Starting with the line that contains "Type out the text in this image.", copy each line exactly through the end of the listing, and omit all pictures.
═════ WORKING DATA ═════
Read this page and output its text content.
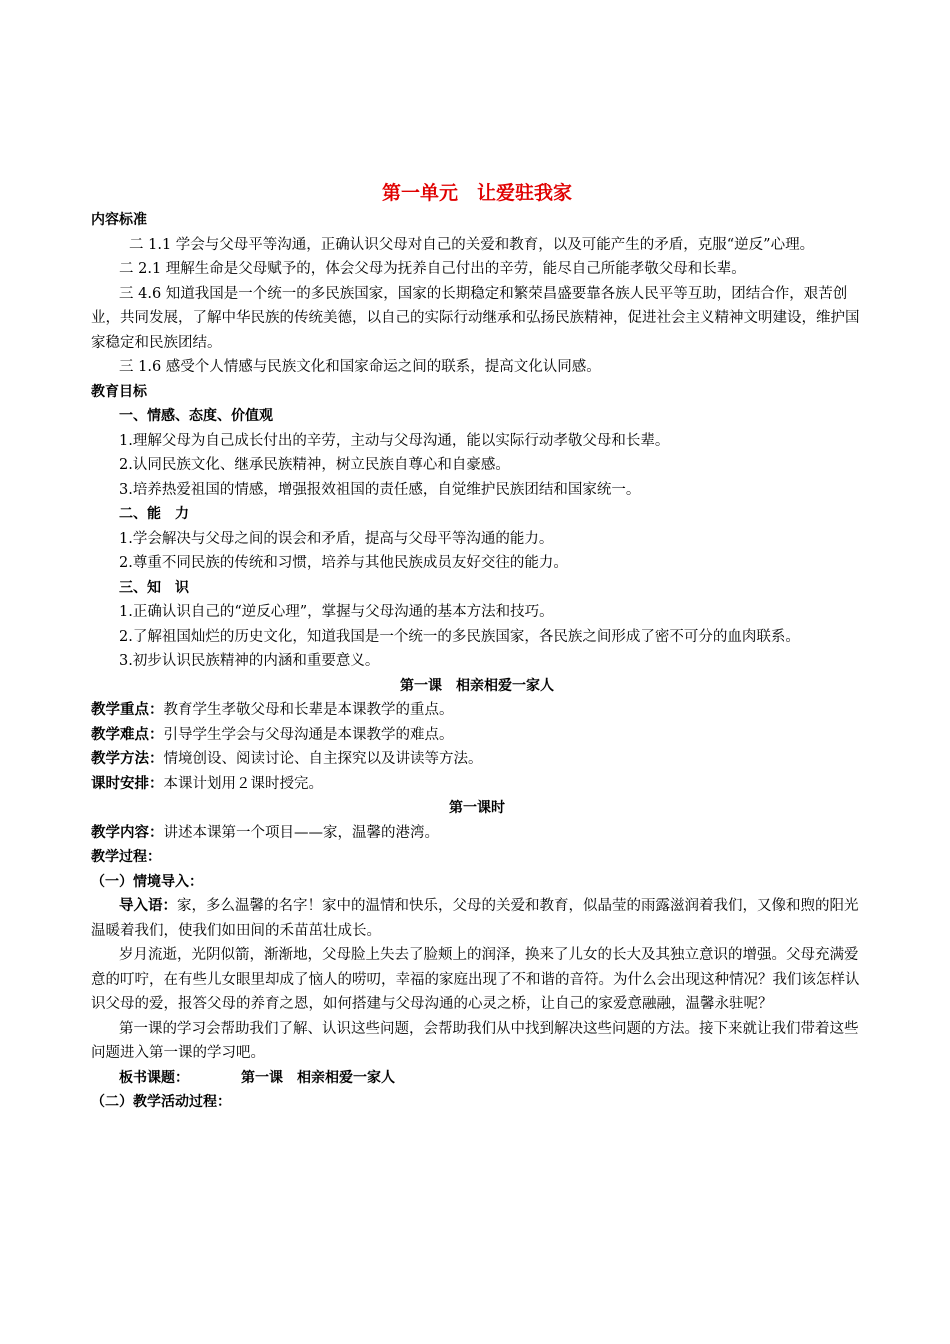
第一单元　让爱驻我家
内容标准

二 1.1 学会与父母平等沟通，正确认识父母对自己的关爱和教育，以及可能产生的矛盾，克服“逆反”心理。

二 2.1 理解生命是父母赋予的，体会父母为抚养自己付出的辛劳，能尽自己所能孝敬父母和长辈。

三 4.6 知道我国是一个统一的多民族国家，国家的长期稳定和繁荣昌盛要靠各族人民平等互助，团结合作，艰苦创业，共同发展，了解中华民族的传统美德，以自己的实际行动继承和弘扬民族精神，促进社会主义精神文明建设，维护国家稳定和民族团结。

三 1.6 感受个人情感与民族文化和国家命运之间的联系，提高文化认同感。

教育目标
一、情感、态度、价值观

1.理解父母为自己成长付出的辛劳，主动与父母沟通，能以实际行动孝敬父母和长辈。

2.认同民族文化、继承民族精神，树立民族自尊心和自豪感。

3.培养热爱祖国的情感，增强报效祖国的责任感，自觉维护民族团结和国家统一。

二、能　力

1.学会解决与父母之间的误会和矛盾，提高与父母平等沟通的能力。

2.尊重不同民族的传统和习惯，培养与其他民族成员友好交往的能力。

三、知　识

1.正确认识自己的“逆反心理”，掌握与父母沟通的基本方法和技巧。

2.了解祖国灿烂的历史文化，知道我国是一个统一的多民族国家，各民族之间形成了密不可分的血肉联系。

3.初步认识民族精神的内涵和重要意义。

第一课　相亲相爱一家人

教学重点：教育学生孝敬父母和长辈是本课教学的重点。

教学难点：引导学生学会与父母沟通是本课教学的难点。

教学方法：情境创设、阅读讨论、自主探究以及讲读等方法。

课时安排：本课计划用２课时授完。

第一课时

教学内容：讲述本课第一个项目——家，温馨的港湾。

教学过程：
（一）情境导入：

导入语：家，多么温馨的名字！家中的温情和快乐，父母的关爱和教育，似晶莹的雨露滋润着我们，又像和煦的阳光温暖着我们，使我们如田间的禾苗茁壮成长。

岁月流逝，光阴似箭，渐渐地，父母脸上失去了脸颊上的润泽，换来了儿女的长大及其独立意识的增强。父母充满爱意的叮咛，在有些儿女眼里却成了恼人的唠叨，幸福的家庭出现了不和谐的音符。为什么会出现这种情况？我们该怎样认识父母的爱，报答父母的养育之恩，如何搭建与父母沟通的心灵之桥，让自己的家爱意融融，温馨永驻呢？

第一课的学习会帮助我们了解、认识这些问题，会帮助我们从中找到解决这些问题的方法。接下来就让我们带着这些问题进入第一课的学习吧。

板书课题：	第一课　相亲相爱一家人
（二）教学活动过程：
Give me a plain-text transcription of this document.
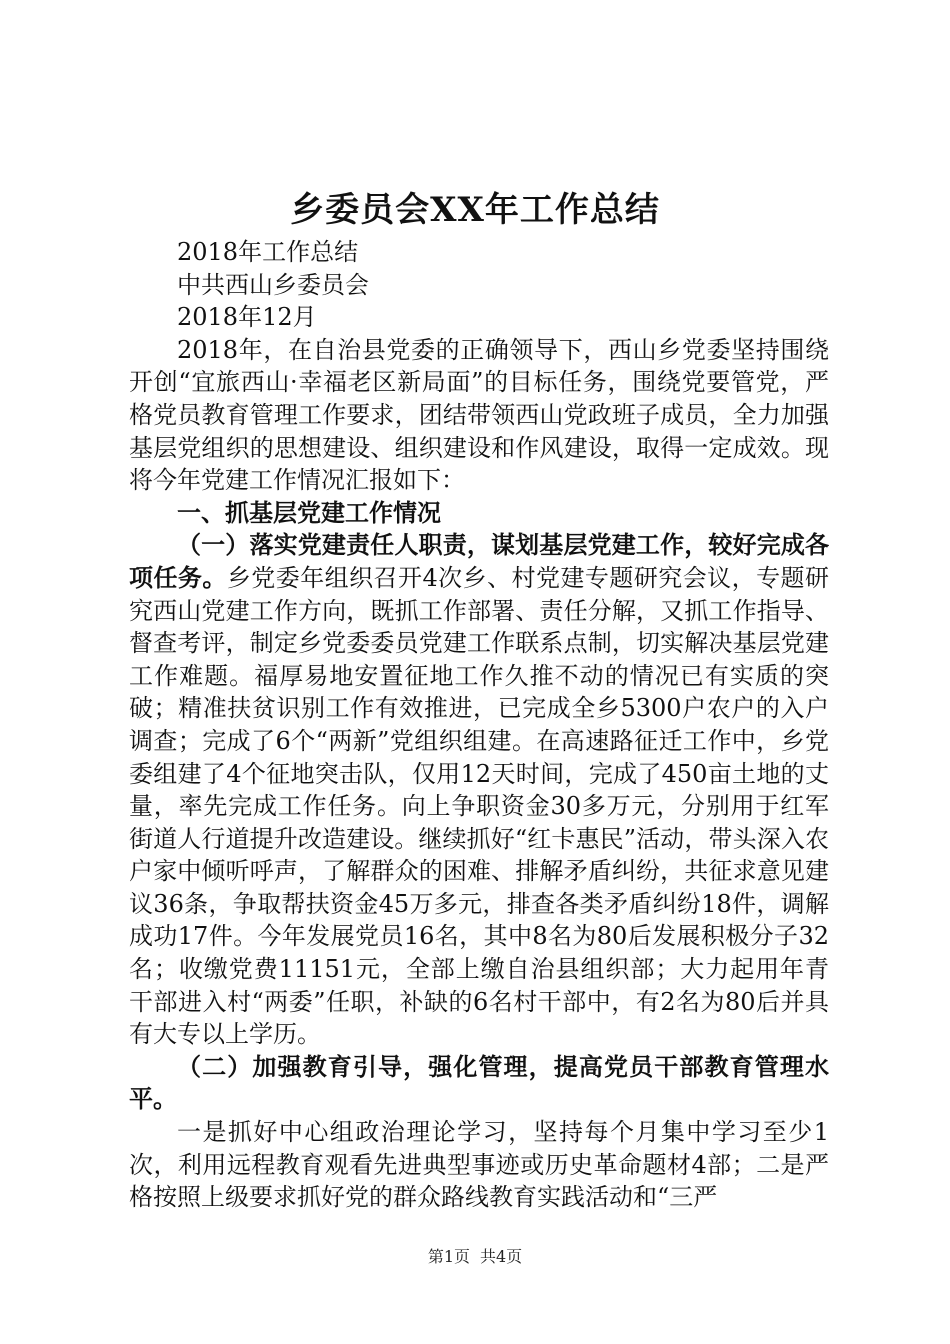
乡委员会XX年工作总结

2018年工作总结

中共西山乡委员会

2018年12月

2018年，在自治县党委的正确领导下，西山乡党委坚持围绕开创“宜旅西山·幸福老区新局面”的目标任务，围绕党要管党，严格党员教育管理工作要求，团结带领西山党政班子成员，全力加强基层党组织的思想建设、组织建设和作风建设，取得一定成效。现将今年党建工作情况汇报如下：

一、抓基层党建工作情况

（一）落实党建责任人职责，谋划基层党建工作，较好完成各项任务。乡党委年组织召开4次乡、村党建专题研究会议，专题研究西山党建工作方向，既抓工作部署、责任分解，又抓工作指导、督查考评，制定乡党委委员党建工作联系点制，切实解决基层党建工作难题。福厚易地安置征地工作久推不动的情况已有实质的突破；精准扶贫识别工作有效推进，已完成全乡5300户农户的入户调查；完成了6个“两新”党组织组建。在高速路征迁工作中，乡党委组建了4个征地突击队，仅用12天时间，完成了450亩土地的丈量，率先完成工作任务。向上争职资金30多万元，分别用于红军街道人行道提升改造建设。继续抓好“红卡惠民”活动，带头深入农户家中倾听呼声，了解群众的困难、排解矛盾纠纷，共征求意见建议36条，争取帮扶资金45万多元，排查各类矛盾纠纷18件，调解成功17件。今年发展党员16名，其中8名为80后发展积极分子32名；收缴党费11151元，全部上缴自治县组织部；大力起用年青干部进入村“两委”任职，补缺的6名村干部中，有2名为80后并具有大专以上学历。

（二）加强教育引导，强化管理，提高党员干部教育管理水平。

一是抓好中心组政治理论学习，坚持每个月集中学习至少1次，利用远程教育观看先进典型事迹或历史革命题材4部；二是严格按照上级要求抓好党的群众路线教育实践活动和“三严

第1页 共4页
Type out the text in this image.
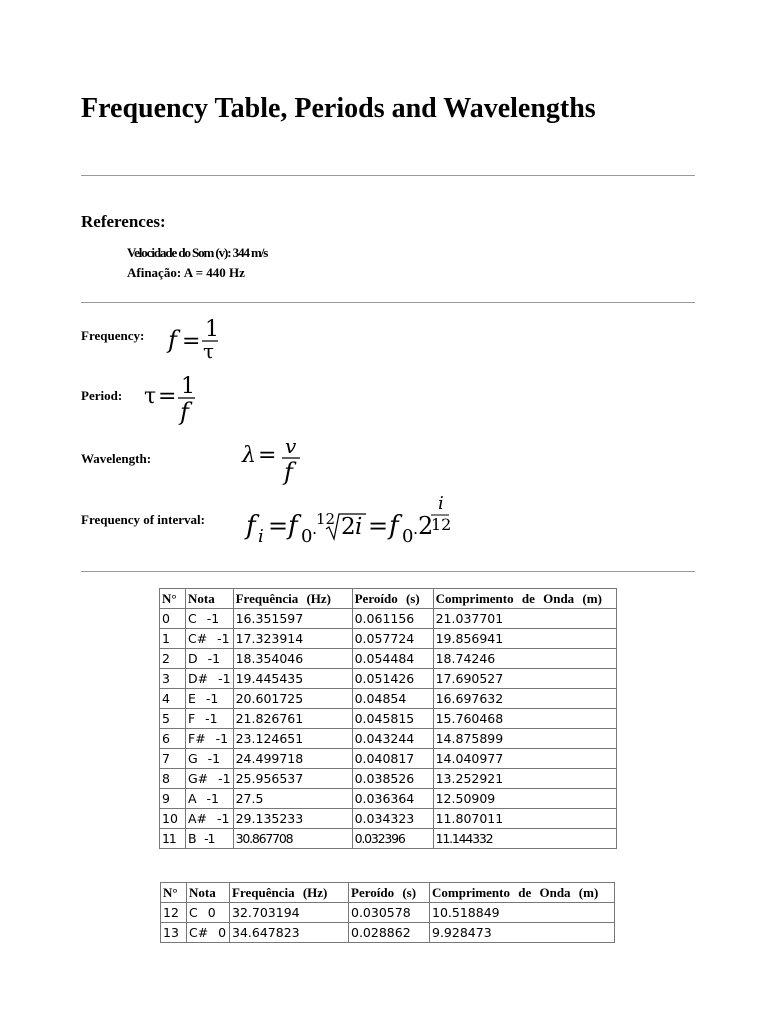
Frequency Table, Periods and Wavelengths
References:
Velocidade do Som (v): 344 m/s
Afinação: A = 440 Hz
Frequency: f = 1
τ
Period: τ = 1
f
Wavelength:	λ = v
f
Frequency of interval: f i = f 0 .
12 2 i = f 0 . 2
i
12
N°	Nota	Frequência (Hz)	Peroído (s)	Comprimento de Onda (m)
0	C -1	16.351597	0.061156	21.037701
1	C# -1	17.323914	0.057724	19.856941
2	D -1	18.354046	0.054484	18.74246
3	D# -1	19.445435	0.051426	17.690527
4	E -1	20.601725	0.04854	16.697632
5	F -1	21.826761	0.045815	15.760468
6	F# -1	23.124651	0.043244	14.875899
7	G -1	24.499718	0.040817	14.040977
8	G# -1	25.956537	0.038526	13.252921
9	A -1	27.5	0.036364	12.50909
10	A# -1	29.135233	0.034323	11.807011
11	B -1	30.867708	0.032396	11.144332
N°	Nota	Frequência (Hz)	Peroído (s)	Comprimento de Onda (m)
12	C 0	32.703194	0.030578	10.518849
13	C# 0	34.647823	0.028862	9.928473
═════
RESPONSE FOR THIS EXERCISE =>
Type out the text in this image.
Frequency Table, Periods and Wavelengths
References:
Velocidade do Som (v): 344 m/s
Afinação: A = 440 Hz
Frequency: f = 1
τ
Period: τ = 1
f
Wavelength:	λ = v
f
Frequency of interval: f i = f 0 .
12 2 i = f 0 . 2
i
12
N°	Nota	Frequência (Hz)	Peroído (s)	Comprimento de Onda (m)
0	C -1	16.351597	0.061156	21.037701
1	C# -1	17.323914	0.057724	19.856941
2	D -1	18.354046	0.054484	18.74246
3	D# -1	19.445435	0.051426	17.690527
4	E -1	20.601725	0.04854	16.697632
5	F -1	21.826761	0.045815	15.760468
6	F# -1	23.124651	0.043244	14.875899
7	G -1	24.499718	0.040817	14.040977
8	G# -1	25.956537	0.038526	13.252921
9	A -1	27.5	0.036364	12.50909
10	A# -1	29.135233	0.034323	11.807011
11	B -1	30.867708	0.032396	11.144332
N°	Nota	Frequência (Hz)	Peroído (s)	Comprimento de Onda (m)
12	C 0	32.703194	0.030578	10.518849
13	C# 0	34.647823	0.028862	9.928473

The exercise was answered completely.